* **Problem statement**: Lines containing the word "Alice" should be extracted in full.

— start Source material —

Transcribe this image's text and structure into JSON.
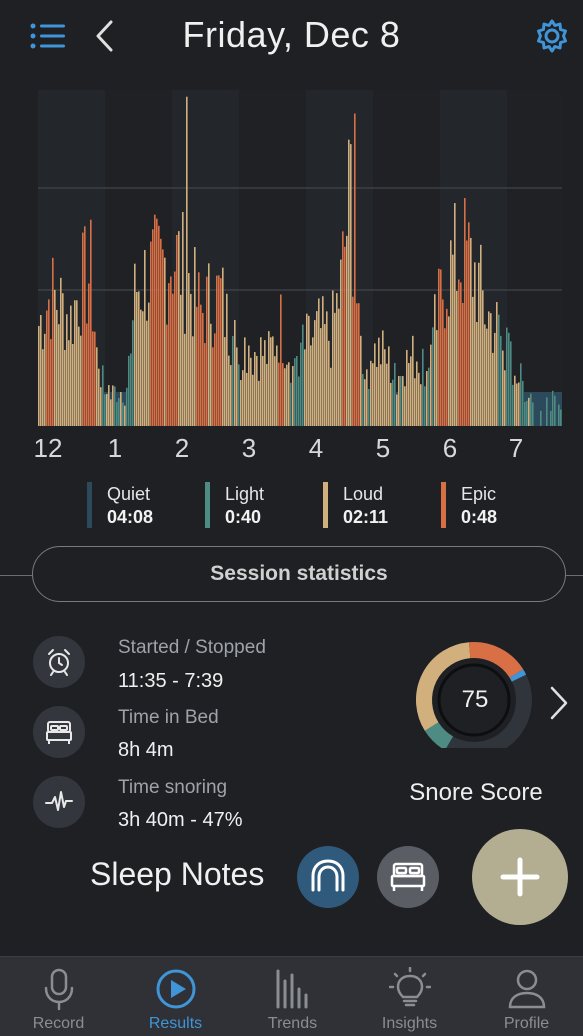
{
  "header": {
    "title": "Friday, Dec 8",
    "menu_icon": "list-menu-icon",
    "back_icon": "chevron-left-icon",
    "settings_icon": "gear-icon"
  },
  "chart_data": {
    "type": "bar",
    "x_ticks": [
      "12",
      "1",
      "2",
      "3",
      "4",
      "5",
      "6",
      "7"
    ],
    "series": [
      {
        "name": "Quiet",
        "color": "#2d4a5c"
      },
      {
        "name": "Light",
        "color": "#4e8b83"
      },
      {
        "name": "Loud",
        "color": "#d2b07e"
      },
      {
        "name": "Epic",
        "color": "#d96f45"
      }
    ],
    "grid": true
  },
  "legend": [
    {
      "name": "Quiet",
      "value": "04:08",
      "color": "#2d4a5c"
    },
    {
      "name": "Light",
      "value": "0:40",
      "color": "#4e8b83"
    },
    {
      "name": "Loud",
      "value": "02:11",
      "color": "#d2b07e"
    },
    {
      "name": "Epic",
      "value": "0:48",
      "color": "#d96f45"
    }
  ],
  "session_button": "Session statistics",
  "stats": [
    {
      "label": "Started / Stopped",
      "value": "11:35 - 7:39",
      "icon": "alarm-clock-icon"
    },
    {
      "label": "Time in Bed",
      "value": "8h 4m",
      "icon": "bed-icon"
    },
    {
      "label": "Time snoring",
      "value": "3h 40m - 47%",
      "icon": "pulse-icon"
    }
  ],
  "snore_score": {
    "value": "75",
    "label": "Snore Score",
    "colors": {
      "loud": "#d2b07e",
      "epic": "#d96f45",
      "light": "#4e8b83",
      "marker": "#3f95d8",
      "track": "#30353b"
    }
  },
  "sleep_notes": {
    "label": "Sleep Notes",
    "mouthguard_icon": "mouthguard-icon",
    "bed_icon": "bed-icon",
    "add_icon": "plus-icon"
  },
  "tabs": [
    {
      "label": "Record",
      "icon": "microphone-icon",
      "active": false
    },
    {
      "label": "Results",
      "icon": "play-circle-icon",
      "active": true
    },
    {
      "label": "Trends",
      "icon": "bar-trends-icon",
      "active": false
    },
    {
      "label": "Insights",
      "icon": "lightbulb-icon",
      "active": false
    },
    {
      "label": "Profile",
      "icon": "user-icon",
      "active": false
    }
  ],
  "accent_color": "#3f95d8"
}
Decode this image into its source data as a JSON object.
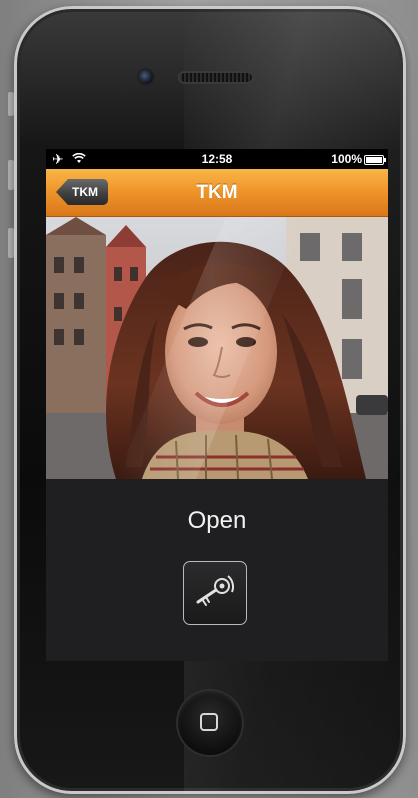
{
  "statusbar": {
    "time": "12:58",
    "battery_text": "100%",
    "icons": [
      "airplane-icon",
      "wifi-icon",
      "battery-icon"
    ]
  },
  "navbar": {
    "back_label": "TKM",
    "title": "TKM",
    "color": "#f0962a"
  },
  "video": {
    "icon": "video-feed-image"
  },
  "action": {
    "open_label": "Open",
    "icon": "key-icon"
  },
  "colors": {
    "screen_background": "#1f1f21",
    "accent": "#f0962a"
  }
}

— end Source material —
— start Source material —

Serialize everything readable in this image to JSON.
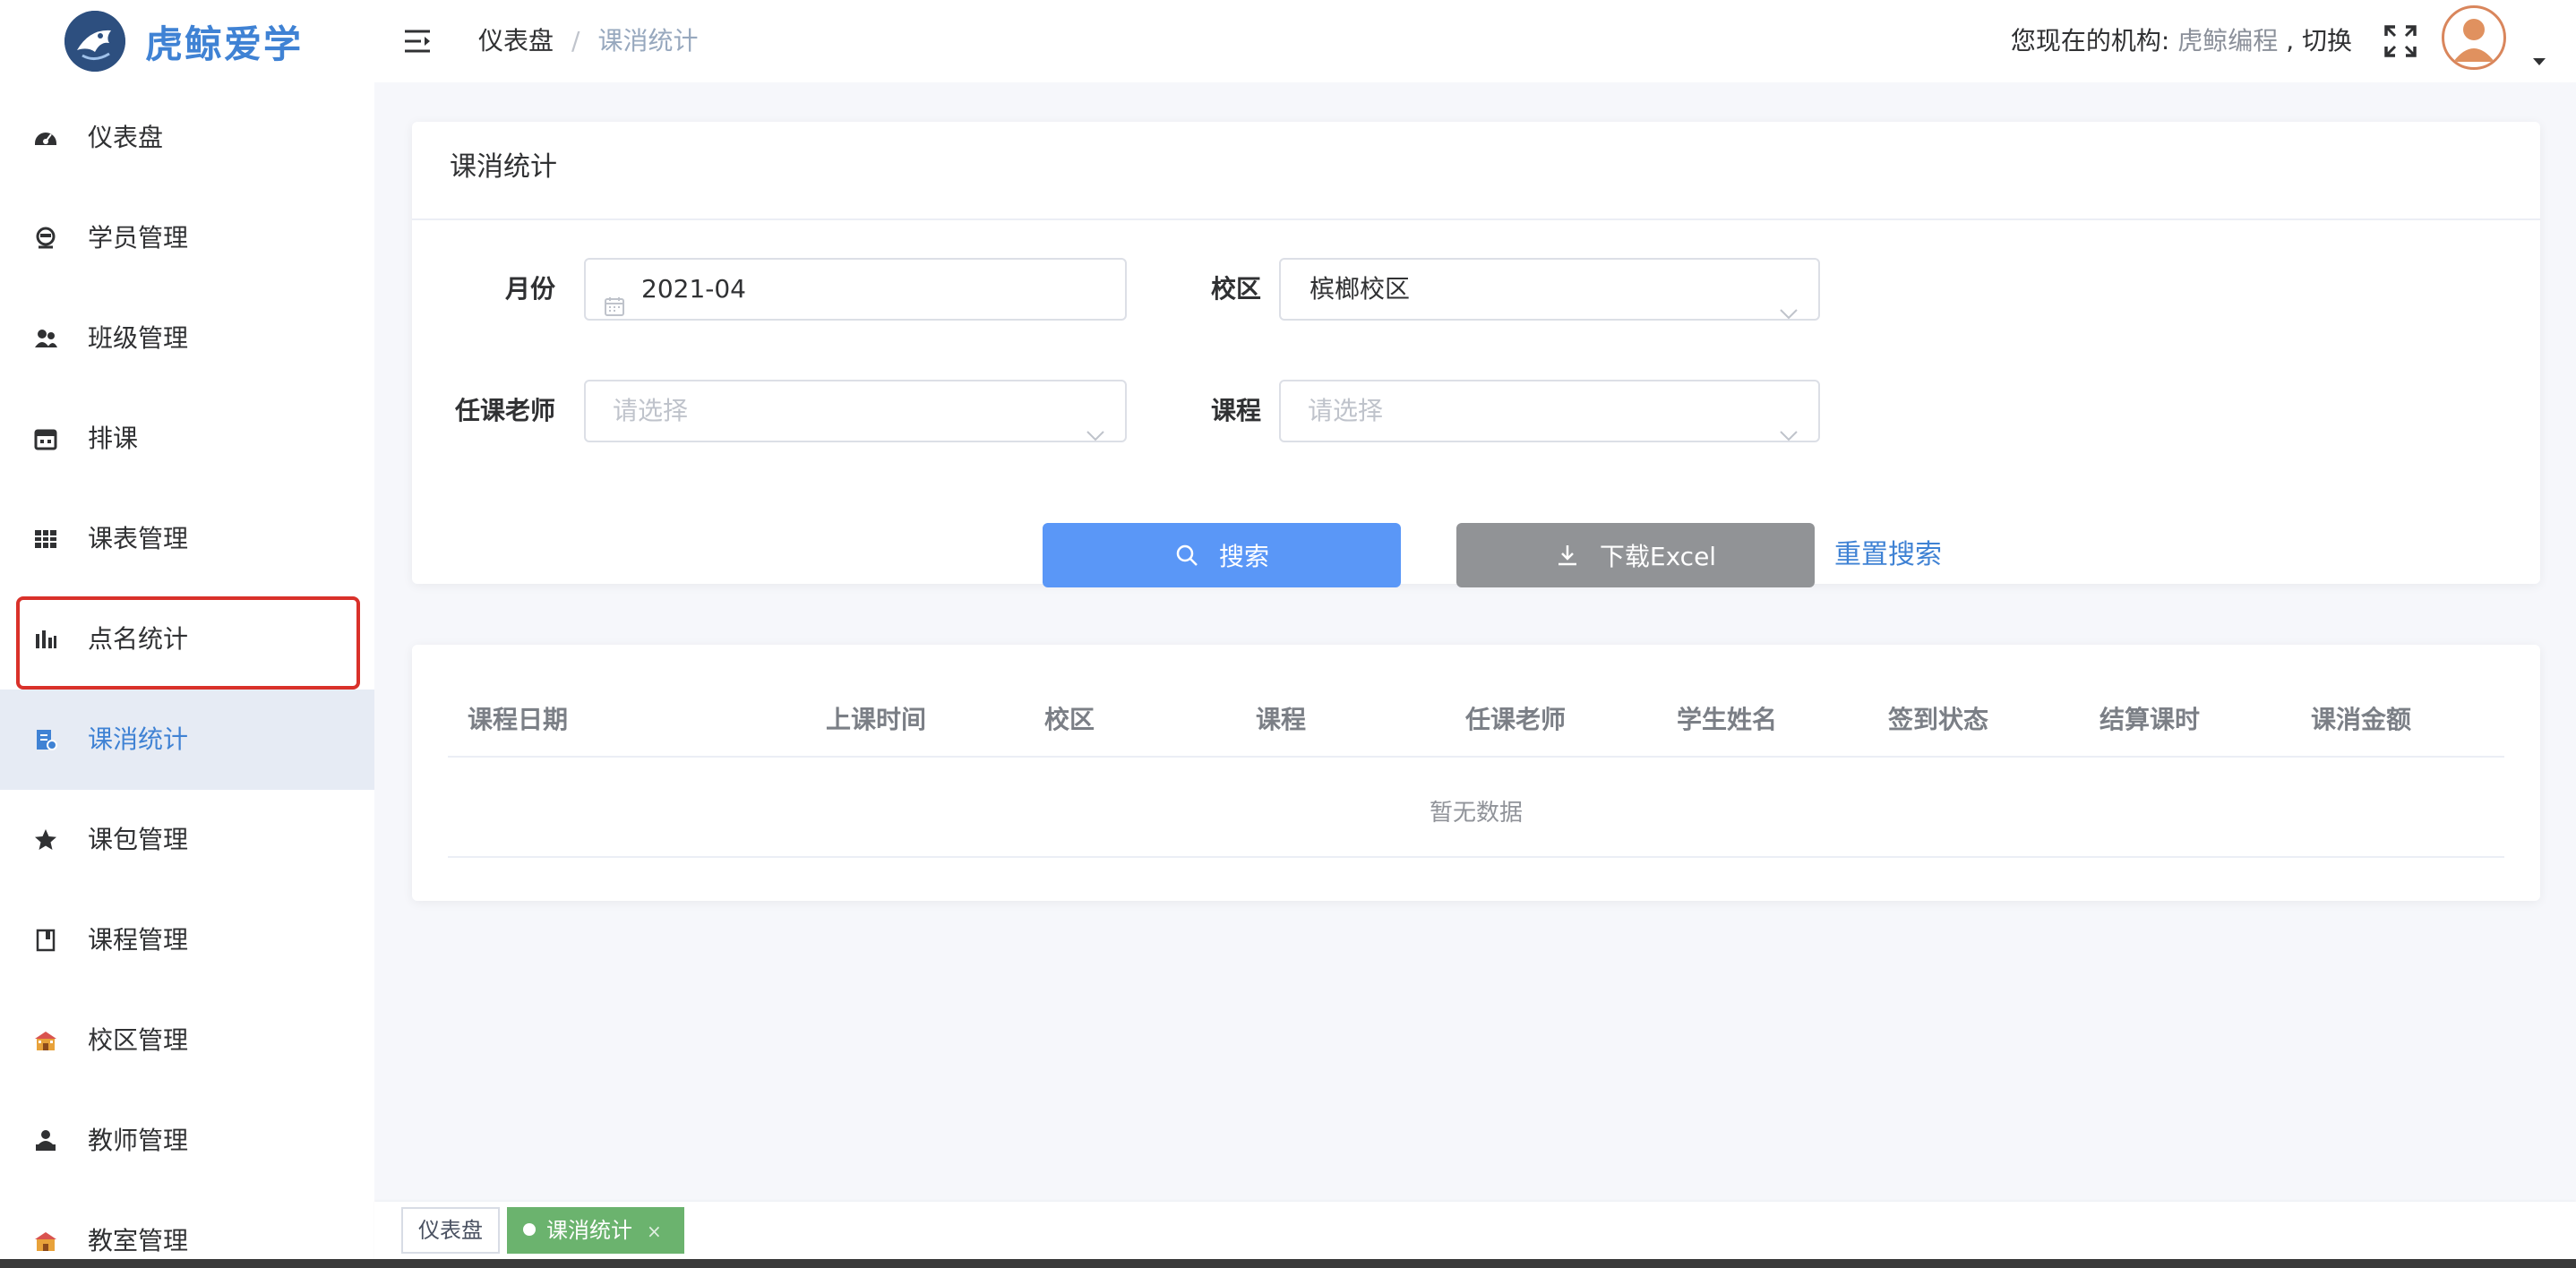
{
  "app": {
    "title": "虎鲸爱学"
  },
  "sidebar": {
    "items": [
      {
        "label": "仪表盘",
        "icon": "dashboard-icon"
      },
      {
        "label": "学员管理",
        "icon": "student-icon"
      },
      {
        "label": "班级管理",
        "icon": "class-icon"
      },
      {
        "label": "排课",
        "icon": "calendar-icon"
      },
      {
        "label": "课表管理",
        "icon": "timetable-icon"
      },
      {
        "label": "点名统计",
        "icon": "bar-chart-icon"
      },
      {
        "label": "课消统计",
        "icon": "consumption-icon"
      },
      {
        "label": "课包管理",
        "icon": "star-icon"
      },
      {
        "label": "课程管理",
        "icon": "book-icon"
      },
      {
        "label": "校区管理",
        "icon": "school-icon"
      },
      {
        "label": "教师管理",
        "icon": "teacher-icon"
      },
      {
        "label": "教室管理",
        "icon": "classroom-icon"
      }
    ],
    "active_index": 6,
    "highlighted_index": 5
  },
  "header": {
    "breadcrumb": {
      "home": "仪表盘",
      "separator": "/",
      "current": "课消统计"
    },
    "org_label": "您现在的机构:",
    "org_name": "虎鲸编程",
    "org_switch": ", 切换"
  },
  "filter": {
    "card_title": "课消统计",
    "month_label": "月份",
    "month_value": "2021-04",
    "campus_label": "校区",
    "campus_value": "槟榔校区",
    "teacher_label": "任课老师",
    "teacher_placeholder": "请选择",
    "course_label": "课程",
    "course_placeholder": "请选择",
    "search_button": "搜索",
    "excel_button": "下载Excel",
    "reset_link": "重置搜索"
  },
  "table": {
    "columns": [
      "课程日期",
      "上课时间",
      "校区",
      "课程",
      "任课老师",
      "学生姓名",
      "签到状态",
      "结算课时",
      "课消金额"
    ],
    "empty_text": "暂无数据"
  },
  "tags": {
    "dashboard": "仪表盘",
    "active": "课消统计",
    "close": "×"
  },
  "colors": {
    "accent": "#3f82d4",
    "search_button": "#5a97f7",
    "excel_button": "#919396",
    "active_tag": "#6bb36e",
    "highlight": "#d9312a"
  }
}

— end Source material —
— start Source material —

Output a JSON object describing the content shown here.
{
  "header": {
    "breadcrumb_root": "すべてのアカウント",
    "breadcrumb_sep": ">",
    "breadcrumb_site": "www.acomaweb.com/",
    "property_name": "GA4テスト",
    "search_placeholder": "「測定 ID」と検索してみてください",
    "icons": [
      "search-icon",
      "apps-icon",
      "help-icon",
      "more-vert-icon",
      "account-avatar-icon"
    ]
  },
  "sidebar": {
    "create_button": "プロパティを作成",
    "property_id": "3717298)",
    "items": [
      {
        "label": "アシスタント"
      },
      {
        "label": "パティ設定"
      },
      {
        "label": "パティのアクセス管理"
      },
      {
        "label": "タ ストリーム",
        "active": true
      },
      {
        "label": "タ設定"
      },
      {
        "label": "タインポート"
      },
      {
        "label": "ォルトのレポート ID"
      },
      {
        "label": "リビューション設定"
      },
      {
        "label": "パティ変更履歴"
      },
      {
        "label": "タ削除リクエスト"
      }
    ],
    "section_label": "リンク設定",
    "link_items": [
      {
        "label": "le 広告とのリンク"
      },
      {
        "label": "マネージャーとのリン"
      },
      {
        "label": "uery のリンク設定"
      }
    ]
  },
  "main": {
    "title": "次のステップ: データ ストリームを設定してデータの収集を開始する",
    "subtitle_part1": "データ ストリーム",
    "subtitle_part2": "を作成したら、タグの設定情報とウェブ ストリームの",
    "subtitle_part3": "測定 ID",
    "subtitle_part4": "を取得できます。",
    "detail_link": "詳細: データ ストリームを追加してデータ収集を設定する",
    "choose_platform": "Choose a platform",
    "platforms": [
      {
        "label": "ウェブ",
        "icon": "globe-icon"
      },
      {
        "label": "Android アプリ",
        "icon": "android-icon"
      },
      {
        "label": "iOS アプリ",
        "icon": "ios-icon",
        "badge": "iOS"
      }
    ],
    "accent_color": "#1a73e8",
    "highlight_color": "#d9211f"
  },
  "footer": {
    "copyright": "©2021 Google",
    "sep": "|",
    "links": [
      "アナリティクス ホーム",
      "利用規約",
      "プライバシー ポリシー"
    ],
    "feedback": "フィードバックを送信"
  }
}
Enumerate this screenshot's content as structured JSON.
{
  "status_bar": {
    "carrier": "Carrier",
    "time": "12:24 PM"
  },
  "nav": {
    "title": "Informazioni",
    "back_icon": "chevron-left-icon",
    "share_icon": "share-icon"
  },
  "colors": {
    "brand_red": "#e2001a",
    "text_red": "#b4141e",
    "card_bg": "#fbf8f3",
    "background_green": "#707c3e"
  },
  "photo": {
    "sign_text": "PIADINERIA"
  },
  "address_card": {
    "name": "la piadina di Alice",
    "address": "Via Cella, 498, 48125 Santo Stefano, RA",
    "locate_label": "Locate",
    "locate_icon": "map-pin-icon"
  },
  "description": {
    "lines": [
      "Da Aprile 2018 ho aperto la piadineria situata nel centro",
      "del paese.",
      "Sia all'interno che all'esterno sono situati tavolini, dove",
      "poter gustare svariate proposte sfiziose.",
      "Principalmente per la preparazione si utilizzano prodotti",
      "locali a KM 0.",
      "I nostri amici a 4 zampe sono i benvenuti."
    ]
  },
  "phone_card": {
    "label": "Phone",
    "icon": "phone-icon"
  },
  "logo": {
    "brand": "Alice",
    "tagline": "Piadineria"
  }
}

— end Source material —

* **Reply**:
    "name": "la piadina di Alice",
    "brand": "Alice",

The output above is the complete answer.